## START Text shown

SQLite not using covering indices when available

(1.1) By franztesca on 2024-07-29 15:17:45 edited from 1.0 [link] [source]

I'm trying to optimize my application by adding some covering indexing for important queries that we run frequently. Some of these indices would also include a string-comparison expression, which should remove the need of string compare as the result of the comparsison should be already in the index. However, it seems that no matter what, SQLite will not use the available indices unless forced with INDEXED BY.

Is there a rational reason why SQLite would do a row lookup (+ expression evaluation) instead of using the available covering index?

This is a playground (can be executed on the sqlite fiddle) similar to my setup:

CREATE TABLE IF NOT EXISTS test(id PRIMARY KEY, value1, value2);
CREATE INDEX IF NOT EXISTS test_index_1 ON test(id, value1, value2 = 'test_value');
CREATE INDEX IF NOT EXISTS test_index_2 ON test(id, value1, value2);

REPLACE INTO test VALUES ('a', 10, 'test_value'), ('b', 'abc', 'test_value'), ('c', 'abc', 'hello');

EXPLAIN QUERY PLAN SELECT id FROM test WHERE id = 'abc' AND value1 = 42 AND value2 = 'test_value';
EXPLAIN QUERY PLAN SELECT id FROM test INDEXED BY test_index_1 WHERE id = 'abc' AND value1 = 42 AND value2 = 'test_value';
EXPLAIN QUERY PLAN SELECT id FROM test INDEXED BY test_index_2 WHERE id = 'abc' AND value1 = 42 AND value2 = 'test_value';

and the output is

QUERY PLAN
`--SEARCH test USING INDEX sqlite_autoindex_test_1 (id=?)
QUERY PLAN
`--SEARCH test USING INDEX test_index_1 (id=? AND value1=?)
QUERY PLAN
`--SEARCH test USING COVERING INDEX test_index_2 (id=? AND value1=? AND value2=?)

Why isn't the expression in test_index_1 used even if the query has the same exact expression? Why doesn't the query use either test_index_1 or test_index_2 by default?

Thanks to anyone who can clarify!

(2) By drh on 2024-07-29 15:21:57 in reply to 1.0 [source]

SQLite chooses the index by picking the one that is estimated to give the lowest total runtime. So the reason why it chooses the PRIMARY KEY is because it believes that will be fastest.

The PRIMARY KEY is a unique index after all. It will only return a single row. The secondary indexes are not unique. If you make test_index_1 UNIQUE, the query planner will choose it instead of the PRIMARY KEY.

As far as SQLite sees, the test_index_1 index might return multiple rows. It does not understand that it must a unique index because it contains the PRIMARY KEY. That is not something that has come up before, nor something that I've every thought to try to optimize.

## END Text shown
## START Data entries

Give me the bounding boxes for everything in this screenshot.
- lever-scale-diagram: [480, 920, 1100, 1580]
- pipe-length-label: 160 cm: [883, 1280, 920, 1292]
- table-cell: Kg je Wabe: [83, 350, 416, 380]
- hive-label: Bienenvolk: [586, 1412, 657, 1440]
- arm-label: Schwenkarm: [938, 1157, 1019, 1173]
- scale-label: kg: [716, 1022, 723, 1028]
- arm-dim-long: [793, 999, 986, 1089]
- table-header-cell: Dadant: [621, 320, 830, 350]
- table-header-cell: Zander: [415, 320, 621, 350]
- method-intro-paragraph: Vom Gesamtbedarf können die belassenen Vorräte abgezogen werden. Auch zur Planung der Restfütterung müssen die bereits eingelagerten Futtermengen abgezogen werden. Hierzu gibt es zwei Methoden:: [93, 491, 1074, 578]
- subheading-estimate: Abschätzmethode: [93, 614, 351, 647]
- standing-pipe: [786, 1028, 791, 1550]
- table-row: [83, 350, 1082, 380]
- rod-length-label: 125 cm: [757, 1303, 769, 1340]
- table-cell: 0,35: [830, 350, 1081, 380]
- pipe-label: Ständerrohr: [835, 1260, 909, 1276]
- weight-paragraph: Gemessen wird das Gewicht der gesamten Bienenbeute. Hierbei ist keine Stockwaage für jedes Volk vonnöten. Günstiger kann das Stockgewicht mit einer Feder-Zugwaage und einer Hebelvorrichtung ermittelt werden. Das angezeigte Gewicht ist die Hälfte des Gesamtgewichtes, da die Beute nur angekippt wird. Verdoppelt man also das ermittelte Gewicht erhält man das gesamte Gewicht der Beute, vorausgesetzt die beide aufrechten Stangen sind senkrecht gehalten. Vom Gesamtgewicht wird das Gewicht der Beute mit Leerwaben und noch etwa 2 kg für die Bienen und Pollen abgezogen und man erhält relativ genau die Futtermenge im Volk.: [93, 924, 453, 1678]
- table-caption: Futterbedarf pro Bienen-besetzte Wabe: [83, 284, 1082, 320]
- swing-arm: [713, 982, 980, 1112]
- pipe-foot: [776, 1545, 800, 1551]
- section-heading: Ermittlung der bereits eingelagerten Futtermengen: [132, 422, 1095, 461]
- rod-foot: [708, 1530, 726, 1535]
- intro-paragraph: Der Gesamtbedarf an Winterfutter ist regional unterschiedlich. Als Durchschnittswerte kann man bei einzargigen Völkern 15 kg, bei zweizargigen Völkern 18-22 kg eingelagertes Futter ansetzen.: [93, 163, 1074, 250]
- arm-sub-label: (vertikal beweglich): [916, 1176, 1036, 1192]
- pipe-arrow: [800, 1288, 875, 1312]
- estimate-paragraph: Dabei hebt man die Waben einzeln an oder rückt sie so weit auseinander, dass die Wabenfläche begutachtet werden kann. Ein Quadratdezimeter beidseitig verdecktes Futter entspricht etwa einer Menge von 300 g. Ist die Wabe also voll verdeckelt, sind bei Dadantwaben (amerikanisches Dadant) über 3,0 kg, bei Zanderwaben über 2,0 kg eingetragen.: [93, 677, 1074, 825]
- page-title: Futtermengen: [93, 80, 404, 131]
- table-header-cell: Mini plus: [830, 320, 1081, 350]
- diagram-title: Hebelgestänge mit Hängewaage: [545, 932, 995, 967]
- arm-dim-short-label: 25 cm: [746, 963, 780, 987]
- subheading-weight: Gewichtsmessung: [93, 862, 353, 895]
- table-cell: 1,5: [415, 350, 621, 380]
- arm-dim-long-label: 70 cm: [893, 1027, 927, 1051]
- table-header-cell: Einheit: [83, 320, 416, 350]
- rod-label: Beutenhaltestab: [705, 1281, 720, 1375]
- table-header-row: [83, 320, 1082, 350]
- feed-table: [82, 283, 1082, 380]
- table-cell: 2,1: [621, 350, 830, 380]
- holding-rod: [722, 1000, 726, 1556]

## END Data entries

## Exercise objective
Can you quote the SQLite index thread from "EXPLAIN QUERY PLAN SELECT id FROM test WHERE" to "(id=? AND value1=?)"?

## Result of this exercise
EXPLAIN QUERY PLAN SELECT id FROM test WHERE id = 'abc' AND value1 = 42 AND value2 = 'test_value';
EXPLAIN QUERY PLAN SELECT id FROM test INDEXED BY test_index_1 WHERE id = 'abc' AND value1 = 42 AND value2 = 'test_value';
EXPLAIN QUERY PLAN SELECT id FROM test INDEXED BY test_index_2 WHERE id = 'abc' AND value1 = 42 AND value2 = 'test_value';

and the output is

QUERY PLAN
`--SEARCH test USING INDEX sqlite_autoindex_test_1 (id=?)
QUERY PLAN
`--SEARCH test USING INDEX test_index_1 (id=? AND value1=?)